In the news piece on Scotland's energy-intensive industries below, copy out everything from "Marshall Hall, energy" down to "delayed or cancelled.", word for word.
***** Document extract
Investment in Scotland’s key energy-intensive industries could be slashed and jobs lost by a proposed tightening of Brussels’ flagship green legislation, companies, industry bodies and politicians have warned.

Sectors expected to be hit by the expected tightening of the EU’s Emissions Trading System include Scotland’s offshore oil and gas industry, power generators, steel, chemical, cement and ceramics makers as well as the Grangemouth refinery.

Marshall Hall, energy policy manager at trade body Oil & Gas UK, told the Sunday Herald that, at a time when the industry and government is seeking to maximise recovery of the North Sea’s remaining oil and gas reserves “there is a risk, if you combine the effect of low oil prices and a substantial rise in the cost of allowances, that some fields may be so adversely effected by any changes [to the ETS] that they would not be sustainable economically”.

Hall warns that operators could decide to close down production from mature oil and gas fields in the North Sea earlier and that investment in new fields could be delayed or cancelled.
**********
***** Information provided
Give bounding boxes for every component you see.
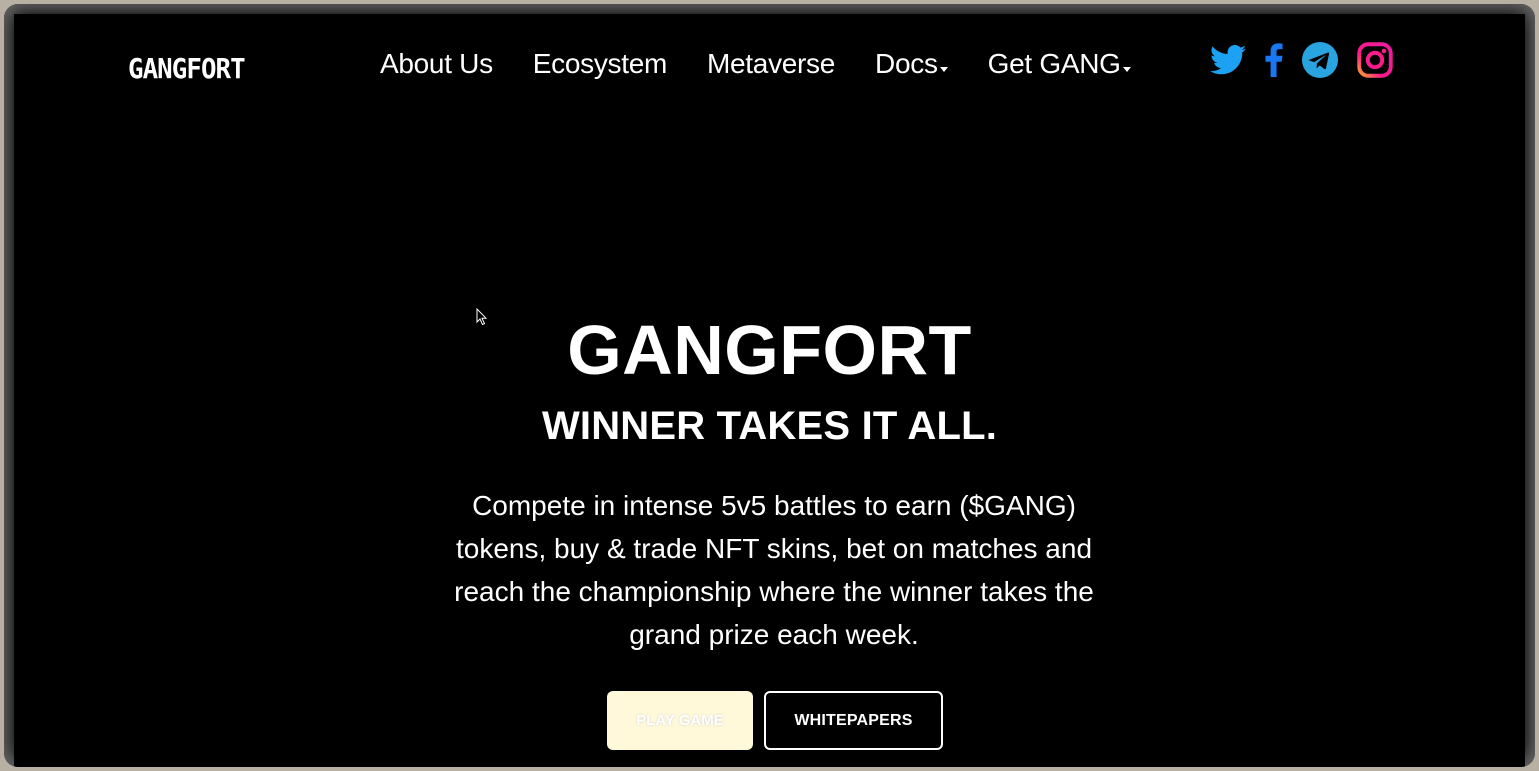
main-nav: About Us Ecosystem Metaverse Docs Get GA… — [380, 48, 1171, 80]
nav-metaverse[interactable]: Metaverse — [707, 48, 835, 80]
instagram-icon[interactable] — [1357, 42, 1393, 78]
site-logo[interactable]: GANGFORT — [128, 52, 246, 85]
caret-down-icon — [1122, 66, 1131, 72]
page: GANGFORT About Us Ecosystem Metaverse Do… — [14, 14, 1525, 767]
hero-title: GANGFORT — [567, 311, 972, 389]
hero-buttons: PLAY GAME WHITEPAPERS — [607, 691, 943, 750]
nav-ecosystem-label: Ecosystem — [532, 48, 668, 79]
screen-frame: GANGFORT About Us Ecosystem Metaverse Do… — [0, 0, 1539, 771]
nav-docs-dropdown[interactable]: Docs — [875, 48, 948, 80]
social-links — [1210, 42, 1393, 78]
facebook-icon[interactable] — [1265, 43, 1283, 77]
nav-about-us[interactable]: About Us — [380, 48, 493, 80]
nav-get-gang-dropdown[interactable]: Get GANG — [988, 48, 1131, 80]
whitepapers-button[interactable]: WHITEPAPERS — [764, 691, 943, 750]
nav-docs-label: Docs — [875, 48, 938, 79]
browser-window: GANGFORT About Us Ecosystem Metaverse Do… — [4, 4, 1535, 767]
nav-about-us-label: About Us — [380, 48, 493, 79]
nav-get-gang-label: Get GANG — [987, 48, 1121, 79]
mouse-pointer-icon — [476, 307, 488, 331]
twitter-icon[interactable] — [1210, 45, 1246, 75]
nav-metaverse-label: Metaverse — [707, 48, 836, 79]
telegram-icon[interactable] — [1302, 42, 1338, 78]
hero-description: Compete in intense 5v5 battles to earn (… — [454, 490, 1094, 650]
nav-ecosystem[interactable]: Ecosystem — [532, 48, 668, 80]
play-game-button[interactable]: PLAY GAME — [607, 691, 753, 750]
hero-subtitle: WINNER TAKES IT ALL. — [541, 404, 998, 448]
caret-down-icon — [939, 66, 948, 72]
**********
■ In response:
Marshall Hall, energy policy manager at trade body Oil & Gas UK, told the Sunday Herald that, at a time when the industry and government is seeking to maximise recovery of the North Sea’s remaining oil and gas reserves “there is a risk, if you combine the effect of low oil prices and a substantial rise in the cost of allowances, that some fields may be so adversely effected by any changes [to the ETS] that they would not be sustainable economically”.

Hall warns that operators could decide to close down production from mature oil and gas fields in the North Sea earlier and that investment in new fields could be delayed or cancelled.